**Objective:** Find all lines in the records that include the word "station", and copy them out.

Dataset entries:
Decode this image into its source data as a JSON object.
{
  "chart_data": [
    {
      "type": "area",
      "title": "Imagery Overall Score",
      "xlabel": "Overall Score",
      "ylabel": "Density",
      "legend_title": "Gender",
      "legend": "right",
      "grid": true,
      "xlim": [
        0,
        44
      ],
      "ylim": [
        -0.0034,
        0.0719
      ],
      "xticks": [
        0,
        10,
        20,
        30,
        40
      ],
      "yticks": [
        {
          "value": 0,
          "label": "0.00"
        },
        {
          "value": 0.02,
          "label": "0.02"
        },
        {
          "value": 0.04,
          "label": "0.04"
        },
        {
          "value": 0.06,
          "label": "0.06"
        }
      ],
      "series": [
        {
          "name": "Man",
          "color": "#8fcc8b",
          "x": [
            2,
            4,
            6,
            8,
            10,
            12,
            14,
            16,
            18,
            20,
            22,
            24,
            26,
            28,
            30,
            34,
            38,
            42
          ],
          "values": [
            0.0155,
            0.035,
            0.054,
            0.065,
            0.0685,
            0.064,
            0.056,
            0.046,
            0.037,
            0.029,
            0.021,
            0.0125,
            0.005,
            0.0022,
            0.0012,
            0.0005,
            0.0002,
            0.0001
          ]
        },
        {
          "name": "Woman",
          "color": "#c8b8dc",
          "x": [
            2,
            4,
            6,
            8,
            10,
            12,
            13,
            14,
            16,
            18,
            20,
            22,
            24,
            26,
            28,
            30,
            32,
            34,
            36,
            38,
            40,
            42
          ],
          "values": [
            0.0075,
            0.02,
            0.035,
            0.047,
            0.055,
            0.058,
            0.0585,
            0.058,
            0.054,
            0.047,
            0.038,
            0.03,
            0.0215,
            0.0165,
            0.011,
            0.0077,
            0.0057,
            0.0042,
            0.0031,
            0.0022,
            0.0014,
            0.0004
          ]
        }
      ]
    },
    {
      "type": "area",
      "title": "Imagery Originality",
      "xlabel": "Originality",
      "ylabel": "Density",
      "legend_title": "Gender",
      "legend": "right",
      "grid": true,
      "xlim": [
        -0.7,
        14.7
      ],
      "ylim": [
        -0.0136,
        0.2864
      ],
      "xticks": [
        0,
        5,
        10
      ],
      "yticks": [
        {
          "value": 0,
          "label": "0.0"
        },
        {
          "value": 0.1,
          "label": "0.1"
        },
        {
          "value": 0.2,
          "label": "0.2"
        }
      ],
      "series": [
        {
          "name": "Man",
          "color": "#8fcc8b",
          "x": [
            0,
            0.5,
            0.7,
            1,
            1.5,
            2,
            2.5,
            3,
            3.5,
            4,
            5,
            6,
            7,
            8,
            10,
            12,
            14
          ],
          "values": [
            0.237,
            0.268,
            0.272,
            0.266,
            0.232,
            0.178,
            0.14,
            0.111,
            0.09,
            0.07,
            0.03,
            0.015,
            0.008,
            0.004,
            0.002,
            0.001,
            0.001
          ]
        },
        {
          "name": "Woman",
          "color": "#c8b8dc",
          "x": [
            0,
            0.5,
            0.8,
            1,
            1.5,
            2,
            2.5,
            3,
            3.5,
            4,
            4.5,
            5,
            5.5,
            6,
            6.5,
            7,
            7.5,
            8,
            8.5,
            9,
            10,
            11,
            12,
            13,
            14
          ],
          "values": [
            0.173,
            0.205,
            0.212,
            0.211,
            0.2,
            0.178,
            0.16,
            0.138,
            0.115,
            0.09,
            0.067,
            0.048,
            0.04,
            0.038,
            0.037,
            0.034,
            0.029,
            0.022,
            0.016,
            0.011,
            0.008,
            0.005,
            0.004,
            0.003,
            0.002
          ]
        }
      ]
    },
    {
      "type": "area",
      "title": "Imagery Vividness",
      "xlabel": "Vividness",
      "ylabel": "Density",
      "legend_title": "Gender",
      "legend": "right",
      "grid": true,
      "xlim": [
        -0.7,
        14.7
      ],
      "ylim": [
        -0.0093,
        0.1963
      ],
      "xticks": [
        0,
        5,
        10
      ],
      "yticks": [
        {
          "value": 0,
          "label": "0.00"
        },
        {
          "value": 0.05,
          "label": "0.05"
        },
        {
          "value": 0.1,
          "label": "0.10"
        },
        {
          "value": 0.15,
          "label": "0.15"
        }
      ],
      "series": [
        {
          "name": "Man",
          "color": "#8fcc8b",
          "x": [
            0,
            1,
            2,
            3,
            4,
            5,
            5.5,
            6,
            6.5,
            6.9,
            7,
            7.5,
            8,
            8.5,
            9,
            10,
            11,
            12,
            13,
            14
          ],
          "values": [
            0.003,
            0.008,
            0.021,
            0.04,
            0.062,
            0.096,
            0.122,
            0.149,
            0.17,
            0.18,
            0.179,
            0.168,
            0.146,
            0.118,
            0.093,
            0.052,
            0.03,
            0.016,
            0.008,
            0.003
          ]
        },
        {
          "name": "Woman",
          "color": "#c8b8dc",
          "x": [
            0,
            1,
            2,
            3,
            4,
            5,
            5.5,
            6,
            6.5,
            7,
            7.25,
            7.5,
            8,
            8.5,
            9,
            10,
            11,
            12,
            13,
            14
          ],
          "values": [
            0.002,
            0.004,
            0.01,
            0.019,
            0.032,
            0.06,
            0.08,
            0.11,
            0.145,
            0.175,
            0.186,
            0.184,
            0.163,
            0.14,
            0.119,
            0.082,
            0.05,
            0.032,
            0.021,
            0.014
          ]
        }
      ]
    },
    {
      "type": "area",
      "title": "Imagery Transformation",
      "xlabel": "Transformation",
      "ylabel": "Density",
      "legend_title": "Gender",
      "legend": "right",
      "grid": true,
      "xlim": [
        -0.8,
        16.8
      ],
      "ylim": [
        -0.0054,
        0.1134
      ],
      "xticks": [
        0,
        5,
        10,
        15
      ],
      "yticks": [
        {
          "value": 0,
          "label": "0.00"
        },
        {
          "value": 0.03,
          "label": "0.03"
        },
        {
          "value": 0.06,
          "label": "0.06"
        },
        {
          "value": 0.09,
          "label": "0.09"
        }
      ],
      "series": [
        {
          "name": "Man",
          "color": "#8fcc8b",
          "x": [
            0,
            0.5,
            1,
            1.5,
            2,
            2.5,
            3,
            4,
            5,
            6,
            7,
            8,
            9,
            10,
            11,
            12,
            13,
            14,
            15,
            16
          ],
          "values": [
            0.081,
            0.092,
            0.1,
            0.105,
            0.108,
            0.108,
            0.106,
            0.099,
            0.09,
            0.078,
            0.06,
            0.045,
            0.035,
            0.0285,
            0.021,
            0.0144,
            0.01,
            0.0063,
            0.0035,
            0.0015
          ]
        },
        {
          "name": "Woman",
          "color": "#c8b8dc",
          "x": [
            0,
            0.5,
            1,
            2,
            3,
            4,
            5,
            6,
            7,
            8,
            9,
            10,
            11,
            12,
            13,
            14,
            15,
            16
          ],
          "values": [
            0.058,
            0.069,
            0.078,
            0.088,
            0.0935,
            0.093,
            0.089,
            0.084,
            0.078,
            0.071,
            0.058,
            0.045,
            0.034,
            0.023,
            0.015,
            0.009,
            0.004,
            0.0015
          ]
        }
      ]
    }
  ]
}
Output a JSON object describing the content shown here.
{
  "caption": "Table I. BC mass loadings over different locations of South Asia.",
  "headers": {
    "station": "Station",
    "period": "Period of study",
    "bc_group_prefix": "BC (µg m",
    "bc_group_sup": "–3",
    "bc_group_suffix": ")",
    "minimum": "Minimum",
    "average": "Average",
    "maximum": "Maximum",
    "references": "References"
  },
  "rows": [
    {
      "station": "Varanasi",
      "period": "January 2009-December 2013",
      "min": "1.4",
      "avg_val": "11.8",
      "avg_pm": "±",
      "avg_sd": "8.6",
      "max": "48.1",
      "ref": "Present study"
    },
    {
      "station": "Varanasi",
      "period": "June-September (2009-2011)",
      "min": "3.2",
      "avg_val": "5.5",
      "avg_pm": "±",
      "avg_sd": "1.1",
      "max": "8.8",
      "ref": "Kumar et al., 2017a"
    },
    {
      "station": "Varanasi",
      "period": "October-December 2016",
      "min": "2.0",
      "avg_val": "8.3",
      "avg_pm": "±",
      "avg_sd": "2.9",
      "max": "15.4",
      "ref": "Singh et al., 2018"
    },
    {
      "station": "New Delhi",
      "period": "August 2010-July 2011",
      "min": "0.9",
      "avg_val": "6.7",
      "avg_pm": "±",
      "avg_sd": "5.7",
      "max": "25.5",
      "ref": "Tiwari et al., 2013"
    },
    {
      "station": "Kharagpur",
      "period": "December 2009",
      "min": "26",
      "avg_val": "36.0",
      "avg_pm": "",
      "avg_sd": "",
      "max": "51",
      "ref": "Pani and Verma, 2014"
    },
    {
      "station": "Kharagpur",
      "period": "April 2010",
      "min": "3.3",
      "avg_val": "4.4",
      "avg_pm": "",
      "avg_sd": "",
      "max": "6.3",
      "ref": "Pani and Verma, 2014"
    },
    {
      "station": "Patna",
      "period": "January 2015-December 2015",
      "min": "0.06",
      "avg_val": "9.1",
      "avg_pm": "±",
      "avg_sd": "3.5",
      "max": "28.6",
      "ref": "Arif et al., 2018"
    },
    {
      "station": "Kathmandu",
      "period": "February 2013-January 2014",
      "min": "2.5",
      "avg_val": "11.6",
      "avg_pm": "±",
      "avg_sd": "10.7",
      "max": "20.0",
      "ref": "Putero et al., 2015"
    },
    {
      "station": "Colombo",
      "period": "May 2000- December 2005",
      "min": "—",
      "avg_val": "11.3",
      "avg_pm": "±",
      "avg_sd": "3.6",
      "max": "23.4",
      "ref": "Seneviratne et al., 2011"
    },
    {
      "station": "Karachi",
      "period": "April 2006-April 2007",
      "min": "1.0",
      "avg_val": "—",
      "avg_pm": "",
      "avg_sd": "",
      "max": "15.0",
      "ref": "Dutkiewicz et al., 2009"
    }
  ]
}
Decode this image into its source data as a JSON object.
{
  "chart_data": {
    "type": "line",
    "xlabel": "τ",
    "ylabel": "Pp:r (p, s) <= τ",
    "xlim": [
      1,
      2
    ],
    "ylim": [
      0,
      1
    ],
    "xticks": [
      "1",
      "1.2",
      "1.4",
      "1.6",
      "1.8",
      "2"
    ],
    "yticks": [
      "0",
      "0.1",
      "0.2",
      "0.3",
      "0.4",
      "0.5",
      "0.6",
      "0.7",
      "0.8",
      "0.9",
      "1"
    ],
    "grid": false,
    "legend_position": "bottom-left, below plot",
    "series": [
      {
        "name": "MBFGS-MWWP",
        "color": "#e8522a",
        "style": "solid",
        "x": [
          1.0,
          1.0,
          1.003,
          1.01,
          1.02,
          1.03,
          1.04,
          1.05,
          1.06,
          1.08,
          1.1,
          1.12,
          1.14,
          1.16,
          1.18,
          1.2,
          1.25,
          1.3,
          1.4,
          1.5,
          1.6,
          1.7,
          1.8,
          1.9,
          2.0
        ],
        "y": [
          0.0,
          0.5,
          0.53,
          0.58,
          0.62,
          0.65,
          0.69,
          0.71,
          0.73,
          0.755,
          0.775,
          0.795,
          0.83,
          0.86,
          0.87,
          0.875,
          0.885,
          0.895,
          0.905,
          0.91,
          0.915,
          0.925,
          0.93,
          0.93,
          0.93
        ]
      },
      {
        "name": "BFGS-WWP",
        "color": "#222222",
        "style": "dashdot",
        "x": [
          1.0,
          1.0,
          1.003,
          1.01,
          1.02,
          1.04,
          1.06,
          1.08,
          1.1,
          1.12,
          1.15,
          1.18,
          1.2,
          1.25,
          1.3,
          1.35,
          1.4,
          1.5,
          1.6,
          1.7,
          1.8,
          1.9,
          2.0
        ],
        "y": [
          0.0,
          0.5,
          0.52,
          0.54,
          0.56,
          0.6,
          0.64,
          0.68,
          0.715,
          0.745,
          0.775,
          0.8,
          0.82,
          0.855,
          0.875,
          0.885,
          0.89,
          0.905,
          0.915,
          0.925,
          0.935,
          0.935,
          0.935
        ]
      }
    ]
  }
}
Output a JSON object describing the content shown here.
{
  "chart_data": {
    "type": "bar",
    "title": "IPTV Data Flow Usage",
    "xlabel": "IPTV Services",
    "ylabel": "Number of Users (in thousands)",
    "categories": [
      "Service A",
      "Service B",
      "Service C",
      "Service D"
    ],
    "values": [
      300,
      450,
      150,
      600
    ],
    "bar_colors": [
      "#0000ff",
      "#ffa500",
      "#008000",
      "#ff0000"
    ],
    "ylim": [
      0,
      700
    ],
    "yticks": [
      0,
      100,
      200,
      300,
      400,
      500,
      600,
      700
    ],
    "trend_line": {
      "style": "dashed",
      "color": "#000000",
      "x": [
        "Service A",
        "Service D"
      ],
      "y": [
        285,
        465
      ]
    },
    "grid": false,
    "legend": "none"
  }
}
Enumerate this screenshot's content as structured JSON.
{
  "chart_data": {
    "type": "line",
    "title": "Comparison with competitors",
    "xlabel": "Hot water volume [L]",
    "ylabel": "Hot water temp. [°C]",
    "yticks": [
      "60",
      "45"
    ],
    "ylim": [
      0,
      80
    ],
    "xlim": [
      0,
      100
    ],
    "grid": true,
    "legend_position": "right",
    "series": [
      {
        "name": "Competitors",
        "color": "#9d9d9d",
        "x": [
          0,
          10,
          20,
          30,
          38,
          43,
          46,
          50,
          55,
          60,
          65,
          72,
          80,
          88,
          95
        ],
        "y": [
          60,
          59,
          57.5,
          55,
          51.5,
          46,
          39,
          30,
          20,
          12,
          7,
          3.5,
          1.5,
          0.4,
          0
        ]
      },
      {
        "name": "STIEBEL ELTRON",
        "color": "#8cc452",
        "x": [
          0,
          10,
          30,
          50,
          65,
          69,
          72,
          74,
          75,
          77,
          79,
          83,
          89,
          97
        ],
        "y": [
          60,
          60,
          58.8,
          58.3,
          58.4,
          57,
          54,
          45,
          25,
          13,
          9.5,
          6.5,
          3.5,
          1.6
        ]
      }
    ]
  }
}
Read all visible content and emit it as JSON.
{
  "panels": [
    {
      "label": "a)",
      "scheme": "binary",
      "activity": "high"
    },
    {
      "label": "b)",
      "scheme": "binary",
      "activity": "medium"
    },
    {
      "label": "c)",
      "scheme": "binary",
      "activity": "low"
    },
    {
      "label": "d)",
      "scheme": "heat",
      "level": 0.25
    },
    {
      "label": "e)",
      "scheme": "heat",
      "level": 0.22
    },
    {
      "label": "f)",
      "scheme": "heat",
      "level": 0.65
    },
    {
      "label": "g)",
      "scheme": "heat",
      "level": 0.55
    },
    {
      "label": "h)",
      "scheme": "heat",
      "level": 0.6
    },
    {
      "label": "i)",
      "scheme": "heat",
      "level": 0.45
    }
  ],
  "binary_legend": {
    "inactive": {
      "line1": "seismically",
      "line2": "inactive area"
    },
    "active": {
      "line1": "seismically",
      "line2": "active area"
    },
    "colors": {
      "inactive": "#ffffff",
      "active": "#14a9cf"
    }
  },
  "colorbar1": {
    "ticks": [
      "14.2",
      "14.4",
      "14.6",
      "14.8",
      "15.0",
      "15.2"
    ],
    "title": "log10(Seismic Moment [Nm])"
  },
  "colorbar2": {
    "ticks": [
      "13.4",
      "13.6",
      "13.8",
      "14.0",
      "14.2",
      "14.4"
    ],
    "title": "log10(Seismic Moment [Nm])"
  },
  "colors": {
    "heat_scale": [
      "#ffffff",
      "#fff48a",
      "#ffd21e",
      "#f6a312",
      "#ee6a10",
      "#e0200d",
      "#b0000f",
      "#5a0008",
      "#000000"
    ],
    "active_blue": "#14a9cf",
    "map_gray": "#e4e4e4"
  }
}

**Written response:**
    "station": "Station",
      "station": "Varanasi",
      "station": "Varanasi",
      "station": "Varanasi",
      "station": "New Delhi",
      "station": "Kharagpur",
      "station": "Kharagpur",
      "station": "Patna",
      "station": "Kathmandu",
      "station": "Colombo",
      "station": "Karachi",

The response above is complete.